## Start Data

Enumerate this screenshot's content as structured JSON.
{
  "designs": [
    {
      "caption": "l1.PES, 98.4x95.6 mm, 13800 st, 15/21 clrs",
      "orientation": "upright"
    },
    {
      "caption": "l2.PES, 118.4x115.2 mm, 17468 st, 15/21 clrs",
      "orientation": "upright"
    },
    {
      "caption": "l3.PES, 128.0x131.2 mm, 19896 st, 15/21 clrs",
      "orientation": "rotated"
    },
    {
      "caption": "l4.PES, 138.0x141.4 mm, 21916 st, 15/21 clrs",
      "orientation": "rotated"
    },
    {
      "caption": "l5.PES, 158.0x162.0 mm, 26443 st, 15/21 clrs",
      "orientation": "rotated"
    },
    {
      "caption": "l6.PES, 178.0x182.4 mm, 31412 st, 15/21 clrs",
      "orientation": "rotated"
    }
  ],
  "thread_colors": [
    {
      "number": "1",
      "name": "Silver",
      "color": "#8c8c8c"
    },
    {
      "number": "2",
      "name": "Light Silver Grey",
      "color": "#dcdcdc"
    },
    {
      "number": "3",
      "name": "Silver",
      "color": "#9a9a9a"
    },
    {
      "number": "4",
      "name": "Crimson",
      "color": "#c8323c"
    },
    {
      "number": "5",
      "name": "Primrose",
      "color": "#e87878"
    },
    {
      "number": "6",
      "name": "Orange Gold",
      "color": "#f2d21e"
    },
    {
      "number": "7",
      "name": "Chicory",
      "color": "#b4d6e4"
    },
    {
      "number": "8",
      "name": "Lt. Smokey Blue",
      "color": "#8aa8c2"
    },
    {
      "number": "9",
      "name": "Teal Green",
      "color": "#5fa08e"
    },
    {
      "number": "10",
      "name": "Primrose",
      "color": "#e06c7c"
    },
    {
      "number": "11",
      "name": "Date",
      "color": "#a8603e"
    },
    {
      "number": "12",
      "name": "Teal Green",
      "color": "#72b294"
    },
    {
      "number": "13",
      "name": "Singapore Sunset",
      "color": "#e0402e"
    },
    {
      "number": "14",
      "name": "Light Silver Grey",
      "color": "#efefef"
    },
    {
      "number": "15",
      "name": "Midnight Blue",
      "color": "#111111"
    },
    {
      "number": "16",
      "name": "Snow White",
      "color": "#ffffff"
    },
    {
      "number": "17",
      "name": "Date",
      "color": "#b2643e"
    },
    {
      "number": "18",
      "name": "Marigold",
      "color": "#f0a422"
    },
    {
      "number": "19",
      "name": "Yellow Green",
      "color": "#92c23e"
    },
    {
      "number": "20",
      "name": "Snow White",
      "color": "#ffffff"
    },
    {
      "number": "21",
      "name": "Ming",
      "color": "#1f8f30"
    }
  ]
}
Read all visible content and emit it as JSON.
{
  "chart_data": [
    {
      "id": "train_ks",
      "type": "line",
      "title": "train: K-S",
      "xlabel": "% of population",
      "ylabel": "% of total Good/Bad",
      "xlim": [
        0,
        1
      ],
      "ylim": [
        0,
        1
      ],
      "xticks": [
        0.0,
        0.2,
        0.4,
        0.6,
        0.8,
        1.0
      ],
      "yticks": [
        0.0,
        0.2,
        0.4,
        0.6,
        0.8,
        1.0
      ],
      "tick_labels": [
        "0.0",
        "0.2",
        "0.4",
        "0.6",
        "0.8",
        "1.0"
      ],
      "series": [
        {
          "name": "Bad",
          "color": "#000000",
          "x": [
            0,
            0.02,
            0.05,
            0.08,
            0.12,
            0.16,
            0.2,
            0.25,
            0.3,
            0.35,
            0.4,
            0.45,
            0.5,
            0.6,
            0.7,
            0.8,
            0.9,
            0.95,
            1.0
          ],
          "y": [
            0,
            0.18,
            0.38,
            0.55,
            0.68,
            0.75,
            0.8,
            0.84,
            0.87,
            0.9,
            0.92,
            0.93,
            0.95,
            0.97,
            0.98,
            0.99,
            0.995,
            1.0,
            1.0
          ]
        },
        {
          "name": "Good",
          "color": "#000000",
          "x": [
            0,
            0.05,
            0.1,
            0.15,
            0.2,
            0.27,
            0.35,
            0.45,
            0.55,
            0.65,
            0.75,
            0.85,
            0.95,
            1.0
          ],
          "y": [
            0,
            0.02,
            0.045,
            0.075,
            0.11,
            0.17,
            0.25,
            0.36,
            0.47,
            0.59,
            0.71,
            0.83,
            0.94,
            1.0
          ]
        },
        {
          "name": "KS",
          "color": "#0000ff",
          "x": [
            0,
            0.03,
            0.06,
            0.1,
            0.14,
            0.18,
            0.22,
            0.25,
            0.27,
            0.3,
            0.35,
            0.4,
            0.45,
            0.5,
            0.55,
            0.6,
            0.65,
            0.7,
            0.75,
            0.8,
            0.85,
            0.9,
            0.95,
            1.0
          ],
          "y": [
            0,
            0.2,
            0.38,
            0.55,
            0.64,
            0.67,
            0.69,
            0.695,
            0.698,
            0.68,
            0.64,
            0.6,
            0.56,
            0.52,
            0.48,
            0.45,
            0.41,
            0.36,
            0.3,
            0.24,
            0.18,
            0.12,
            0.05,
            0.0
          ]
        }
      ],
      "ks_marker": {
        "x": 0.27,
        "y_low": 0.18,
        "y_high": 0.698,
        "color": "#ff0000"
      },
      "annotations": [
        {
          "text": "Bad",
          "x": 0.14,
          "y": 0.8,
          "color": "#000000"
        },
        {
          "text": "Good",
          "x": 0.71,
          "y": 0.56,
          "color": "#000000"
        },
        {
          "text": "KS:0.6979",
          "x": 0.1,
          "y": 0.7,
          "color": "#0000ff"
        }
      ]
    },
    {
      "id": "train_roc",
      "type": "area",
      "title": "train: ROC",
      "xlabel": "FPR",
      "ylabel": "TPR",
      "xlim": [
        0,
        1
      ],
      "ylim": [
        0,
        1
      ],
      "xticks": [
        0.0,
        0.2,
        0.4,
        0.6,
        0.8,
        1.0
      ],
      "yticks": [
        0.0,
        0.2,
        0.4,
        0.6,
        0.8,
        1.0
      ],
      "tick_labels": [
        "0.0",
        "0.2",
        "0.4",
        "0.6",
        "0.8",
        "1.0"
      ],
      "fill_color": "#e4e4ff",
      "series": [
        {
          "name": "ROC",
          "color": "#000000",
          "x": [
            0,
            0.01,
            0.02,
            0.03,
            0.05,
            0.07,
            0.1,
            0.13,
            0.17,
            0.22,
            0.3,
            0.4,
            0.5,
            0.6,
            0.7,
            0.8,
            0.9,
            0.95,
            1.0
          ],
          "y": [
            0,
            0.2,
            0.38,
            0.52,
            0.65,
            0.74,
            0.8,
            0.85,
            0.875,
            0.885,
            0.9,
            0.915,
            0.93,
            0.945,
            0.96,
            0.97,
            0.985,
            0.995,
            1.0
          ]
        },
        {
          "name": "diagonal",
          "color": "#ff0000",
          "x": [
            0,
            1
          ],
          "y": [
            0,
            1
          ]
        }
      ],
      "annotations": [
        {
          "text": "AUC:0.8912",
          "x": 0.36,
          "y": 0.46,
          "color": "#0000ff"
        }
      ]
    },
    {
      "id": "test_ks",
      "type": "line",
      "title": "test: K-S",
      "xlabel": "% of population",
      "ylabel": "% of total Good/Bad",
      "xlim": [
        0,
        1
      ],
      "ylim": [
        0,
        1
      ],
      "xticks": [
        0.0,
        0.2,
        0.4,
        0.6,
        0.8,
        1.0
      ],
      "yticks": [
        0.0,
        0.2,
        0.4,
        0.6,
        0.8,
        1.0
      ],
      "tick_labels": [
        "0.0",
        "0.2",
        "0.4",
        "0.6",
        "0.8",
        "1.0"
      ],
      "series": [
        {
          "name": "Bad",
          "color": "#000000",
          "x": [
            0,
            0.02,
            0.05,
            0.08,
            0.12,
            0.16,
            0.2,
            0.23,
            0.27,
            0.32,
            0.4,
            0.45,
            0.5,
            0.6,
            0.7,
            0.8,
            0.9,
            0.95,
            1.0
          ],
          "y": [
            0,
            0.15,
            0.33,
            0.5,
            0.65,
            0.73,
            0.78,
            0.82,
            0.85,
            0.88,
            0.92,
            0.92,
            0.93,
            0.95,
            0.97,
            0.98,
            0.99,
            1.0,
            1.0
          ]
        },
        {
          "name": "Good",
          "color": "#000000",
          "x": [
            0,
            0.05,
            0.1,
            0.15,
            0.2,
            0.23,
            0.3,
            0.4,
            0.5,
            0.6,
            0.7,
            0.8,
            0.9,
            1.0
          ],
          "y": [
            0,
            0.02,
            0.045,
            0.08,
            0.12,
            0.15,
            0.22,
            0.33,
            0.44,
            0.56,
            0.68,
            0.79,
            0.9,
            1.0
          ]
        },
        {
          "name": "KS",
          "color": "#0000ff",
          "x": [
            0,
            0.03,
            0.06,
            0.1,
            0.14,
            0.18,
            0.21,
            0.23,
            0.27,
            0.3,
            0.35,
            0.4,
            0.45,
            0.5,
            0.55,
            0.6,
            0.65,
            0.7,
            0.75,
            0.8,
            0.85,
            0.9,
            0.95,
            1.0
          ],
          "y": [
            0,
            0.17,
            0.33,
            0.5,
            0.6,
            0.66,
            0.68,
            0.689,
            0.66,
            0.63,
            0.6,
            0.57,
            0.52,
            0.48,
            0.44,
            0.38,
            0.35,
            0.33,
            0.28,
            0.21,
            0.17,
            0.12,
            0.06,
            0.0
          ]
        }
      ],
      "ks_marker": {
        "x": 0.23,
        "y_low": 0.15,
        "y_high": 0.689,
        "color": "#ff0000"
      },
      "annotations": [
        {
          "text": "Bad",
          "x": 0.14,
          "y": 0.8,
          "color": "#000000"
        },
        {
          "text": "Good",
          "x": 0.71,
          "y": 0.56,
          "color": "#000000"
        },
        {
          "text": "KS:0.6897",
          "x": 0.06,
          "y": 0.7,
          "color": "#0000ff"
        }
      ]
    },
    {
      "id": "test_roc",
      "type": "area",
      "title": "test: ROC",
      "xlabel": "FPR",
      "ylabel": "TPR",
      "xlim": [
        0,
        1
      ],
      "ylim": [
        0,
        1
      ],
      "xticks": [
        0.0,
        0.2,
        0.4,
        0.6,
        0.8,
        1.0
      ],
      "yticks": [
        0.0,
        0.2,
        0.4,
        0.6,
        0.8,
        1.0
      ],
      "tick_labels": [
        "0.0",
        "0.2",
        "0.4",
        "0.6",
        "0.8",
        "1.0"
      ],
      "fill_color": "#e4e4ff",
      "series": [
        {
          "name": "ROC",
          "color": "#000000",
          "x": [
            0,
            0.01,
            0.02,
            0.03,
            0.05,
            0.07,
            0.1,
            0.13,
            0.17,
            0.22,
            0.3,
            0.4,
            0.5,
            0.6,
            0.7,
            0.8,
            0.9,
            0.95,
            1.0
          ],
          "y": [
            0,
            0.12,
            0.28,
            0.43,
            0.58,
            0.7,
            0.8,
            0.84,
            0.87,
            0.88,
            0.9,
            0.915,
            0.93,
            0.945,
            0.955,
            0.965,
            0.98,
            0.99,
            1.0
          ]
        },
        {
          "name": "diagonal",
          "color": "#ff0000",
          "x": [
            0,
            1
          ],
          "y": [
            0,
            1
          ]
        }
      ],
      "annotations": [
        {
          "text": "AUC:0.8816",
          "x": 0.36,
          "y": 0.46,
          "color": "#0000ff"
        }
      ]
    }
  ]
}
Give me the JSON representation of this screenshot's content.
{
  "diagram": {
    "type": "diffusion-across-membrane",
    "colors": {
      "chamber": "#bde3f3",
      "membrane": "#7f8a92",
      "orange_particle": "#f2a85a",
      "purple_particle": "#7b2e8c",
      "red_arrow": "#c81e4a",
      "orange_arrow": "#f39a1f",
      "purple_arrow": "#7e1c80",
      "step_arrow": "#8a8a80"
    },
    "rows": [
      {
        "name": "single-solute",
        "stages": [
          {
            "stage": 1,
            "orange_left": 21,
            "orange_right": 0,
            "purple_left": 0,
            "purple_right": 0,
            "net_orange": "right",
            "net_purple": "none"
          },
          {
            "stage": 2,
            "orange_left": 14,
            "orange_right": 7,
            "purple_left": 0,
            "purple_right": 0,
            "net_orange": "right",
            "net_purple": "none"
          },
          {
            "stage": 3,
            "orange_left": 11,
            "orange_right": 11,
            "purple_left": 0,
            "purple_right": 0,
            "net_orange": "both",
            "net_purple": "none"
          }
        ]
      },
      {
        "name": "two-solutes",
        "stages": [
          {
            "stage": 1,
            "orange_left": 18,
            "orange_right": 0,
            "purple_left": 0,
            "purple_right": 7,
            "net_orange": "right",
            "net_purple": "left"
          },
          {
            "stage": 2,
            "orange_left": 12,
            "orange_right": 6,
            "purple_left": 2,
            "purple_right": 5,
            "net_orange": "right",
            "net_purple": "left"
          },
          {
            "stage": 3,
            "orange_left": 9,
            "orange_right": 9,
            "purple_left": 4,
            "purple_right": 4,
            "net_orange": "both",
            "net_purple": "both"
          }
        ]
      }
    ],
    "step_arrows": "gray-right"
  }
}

## End Data

Tally the lines of the listing in which the word "text" occurs, and state the total alone.

Complete output » 8